**WHAT YOU ARE ASKED TO DO**
Go through the listing and copy every line word for word.
-------- WORKING DATA
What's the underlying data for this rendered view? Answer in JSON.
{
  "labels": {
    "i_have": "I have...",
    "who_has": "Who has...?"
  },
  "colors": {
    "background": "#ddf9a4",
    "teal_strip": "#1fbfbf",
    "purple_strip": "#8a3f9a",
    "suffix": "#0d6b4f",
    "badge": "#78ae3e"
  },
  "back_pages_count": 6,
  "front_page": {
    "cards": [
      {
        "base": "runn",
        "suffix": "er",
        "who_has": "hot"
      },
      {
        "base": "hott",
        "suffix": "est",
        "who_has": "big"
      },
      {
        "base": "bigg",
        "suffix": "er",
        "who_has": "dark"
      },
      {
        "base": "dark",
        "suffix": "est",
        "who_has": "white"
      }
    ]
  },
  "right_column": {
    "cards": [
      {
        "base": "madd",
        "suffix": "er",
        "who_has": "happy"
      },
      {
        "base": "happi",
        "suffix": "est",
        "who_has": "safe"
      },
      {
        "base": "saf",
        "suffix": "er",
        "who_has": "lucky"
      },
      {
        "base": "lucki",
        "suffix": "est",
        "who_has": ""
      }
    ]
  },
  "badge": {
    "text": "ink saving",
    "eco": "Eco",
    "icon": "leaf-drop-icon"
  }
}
----------------
**TASK RESPONSE**
What's the underlying data for this rendered view? Answer in JSON.
{
  "labels": {
    "i_have": "I have...",
    "who_has": "Who has...?"
  },
  "colors": {
    "background": "#ddf9a4",
    "teal_strip": "#1fbfbf",
    "purple_strip": "#8a3f9a",
    "suffix": "#0d6b4f",
    "badge": "#78ae3e"
  },
  "back_pages_count": 6,
  "front_page": {
    "cards": [
      {
        "base": "runn",
        "suffix": "er",
        "who_has": "hot"
      },
      {
        "base": "hott",
        "suffix": "est",
        "who_has": "big"
      },
      {
        "base": "bigg",
        "suffix": "er",
        "who_has": "dark"
      },
      {
        "base": "dark",
        "suffix": "est",
        "who_has": "white"
      }
    ]
  },
  "right_column": {
    "cards": [
      {
        "base": "madd",
        "suffix": "er",
        "who_has": "happy"
      },
      {
        "base": "happi",
        "suffix": "est",
        "who_has": "safe"
      },
      {
        "base": "saf",
        "suffix": "er",
        "who_has": "lucky"
      },
      {
        "base": "lucki",
        "suffix": "est",
        "who_has": ""
      }
    ]
  },
  "badge": {
    "text": "ink saving",
    "eco": "Eco",
    "icon": "leaf-drop-icon"
  }
}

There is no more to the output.